# Stored data entries
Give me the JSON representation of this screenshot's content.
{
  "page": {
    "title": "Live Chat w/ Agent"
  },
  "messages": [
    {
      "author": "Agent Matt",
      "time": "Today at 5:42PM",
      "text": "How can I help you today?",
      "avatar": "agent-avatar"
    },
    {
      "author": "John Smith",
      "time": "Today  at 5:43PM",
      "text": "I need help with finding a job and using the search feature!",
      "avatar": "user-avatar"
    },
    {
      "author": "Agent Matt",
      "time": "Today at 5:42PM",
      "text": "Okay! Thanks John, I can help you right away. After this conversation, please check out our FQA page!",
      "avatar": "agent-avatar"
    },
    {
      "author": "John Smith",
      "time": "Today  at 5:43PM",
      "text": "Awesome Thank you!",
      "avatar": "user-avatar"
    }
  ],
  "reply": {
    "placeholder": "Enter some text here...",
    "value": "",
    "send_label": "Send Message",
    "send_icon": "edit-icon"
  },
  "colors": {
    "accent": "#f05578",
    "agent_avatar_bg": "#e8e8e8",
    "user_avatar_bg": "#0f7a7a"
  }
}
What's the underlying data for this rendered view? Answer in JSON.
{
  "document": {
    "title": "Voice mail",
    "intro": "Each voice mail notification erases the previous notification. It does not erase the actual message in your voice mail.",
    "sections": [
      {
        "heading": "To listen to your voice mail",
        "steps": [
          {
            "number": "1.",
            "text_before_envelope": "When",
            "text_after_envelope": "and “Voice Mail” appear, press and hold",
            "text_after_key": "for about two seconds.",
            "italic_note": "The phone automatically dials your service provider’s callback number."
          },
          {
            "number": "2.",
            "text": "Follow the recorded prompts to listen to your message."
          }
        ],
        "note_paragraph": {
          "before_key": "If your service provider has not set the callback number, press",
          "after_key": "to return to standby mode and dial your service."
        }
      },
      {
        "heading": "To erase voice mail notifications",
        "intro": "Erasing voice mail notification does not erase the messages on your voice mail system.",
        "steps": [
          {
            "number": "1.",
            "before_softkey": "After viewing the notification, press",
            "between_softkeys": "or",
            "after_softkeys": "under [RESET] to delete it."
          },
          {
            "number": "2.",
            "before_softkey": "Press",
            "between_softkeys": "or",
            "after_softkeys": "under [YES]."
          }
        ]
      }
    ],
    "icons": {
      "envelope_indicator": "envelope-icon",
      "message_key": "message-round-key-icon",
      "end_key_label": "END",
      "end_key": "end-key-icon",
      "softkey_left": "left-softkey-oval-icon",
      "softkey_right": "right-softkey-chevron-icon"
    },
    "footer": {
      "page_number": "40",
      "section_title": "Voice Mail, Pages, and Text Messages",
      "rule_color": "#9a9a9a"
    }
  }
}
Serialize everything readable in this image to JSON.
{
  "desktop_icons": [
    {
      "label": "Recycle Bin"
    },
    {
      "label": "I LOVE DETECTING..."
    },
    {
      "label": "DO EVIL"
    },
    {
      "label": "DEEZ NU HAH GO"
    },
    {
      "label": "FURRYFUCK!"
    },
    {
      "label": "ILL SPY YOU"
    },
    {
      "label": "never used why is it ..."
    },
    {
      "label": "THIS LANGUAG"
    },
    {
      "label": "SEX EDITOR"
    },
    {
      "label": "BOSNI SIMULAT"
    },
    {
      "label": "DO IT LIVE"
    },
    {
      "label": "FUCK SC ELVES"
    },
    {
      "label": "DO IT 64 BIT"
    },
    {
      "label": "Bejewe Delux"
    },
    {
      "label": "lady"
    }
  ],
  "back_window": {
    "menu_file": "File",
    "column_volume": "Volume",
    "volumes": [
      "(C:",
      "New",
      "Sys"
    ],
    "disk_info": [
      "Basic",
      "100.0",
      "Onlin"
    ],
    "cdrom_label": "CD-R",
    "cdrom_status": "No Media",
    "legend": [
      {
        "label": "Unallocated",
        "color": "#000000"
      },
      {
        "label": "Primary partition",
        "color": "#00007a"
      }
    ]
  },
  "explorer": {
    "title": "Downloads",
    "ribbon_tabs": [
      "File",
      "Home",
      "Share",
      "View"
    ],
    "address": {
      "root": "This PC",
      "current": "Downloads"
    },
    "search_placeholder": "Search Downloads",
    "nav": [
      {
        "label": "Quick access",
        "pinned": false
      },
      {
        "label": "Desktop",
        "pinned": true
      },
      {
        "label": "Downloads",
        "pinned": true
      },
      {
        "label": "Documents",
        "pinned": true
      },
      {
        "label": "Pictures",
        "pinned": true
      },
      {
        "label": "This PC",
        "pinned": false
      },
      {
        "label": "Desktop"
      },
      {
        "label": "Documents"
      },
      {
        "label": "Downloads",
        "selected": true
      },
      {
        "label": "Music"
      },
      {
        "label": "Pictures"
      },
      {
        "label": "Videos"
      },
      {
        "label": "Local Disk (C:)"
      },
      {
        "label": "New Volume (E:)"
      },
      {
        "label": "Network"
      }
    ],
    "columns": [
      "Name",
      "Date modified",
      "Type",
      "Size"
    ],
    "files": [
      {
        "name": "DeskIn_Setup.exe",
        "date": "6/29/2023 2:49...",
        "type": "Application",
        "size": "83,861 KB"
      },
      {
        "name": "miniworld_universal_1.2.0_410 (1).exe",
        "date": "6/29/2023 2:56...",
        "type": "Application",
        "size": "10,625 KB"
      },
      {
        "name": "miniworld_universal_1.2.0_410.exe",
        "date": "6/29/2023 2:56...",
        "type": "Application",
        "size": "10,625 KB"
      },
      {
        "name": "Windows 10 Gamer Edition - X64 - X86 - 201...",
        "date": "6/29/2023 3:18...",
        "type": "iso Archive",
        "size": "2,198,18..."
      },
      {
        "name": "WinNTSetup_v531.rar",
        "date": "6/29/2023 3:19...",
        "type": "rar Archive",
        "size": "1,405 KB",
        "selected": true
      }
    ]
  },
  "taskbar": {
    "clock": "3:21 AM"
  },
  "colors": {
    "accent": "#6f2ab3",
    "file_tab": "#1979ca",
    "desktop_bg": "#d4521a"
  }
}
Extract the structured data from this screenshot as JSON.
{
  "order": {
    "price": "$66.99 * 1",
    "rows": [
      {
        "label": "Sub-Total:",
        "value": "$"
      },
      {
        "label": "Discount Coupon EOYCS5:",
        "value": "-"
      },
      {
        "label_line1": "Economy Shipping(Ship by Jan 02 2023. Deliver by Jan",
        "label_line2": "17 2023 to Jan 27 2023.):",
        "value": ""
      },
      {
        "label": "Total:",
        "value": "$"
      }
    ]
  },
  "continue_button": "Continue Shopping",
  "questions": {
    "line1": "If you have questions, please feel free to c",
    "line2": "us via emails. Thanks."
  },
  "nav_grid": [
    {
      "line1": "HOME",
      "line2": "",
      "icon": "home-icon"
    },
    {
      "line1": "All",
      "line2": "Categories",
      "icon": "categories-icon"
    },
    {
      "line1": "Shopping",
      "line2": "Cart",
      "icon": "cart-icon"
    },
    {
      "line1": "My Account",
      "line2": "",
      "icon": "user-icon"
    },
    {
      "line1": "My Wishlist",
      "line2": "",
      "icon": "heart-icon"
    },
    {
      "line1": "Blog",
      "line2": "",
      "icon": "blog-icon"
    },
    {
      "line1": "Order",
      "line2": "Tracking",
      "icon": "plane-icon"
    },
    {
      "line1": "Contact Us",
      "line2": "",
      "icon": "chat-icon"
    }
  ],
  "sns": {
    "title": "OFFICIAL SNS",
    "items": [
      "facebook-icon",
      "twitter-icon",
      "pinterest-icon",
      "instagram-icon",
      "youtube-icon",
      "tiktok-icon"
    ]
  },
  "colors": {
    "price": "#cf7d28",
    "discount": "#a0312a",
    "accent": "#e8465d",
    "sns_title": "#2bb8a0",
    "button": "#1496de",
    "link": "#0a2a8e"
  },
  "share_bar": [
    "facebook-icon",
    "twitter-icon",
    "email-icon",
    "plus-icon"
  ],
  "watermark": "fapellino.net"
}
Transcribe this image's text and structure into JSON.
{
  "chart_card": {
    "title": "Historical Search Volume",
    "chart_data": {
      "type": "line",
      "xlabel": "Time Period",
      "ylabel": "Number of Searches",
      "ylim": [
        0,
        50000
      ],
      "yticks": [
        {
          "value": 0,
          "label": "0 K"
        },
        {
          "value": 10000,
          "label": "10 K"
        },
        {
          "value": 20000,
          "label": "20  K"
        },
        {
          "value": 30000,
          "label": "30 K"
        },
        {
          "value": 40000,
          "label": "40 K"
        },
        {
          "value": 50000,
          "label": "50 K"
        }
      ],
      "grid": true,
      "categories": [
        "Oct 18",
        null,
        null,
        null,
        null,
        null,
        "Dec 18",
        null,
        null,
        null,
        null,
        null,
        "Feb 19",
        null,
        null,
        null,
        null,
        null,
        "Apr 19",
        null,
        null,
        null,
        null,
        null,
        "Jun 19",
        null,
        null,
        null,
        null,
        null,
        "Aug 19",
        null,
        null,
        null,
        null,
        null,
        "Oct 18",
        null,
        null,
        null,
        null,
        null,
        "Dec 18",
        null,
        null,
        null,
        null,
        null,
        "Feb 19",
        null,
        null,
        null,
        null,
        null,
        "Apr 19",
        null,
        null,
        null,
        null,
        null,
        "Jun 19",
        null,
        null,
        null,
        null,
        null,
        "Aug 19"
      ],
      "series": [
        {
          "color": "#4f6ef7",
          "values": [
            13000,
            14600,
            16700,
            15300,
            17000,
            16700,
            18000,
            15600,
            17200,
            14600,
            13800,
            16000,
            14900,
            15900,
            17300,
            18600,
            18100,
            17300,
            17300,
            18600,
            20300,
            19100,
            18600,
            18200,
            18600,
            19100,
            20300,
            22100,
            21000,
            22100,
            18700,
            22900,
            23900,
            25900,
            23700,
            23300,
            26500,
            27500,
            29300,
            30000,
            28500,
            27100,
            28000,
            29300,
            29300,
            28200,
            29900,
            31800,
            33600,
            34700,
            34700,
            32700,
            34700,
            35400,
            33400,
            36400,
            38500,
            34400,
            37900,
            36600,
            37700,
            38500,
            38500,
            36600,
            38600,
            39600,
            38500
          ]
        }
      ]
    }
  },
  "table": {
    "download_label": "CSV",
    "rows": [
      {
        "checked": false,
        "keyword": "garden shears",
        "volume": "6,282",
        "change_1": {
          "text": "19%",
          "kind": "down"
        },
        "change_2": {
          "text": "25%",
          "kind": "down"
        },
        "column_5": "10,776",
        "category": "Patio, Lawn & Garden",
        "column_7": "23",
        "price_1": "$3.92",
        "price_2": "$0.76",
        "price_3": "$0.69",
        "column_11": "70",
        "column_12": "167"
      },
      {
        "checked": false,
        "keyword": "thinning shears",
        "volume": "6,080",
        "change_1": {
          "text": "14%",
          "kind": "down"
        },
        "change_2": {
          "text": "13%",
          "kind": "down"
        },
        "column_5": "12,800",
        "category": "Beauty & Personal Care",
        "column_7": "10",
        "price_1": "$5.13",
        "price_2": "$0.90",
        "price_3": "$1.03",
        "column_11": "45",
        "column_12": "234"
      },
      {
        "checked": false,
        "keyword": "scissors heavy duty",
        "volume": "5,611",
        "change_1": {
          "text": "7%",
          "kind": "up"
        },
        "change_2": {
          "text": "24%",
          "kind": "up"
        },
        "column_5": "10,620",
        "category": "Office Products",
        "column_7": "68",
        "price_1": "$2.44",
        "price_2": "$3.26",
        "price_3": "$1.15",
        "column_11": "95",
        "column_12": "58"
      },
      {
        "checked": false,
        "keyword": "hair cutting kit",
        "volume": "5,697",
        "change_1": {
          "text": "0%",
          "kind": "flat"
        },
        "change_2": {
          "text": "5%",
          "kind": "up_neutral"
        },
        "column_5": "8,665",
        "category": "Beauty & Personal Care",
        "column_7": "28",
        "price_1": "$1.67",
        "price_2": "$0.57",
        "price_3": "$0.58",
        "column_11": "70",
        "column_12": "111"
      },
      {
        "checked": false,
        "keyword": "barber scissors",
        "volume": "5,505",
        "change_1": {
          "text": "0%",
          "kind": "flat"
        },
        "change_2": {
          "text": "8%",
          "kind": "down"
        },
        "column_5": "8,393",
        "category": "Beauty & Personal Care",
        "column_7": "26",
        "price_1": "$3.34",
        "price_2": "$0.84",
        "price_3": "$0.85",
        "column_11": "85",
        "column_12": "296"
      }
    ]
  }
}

# Given exercise
Report all lines of the data that include the word "erase".

# Written solution
    "intro": "Each voice mail notification erases the previous notification. It does not erase the actual message in your voice mail.",
        "heading": "To erase voice mail notifications",
        "intro": "Erasing voice mail notification does not erase the messages on your voice mail system.",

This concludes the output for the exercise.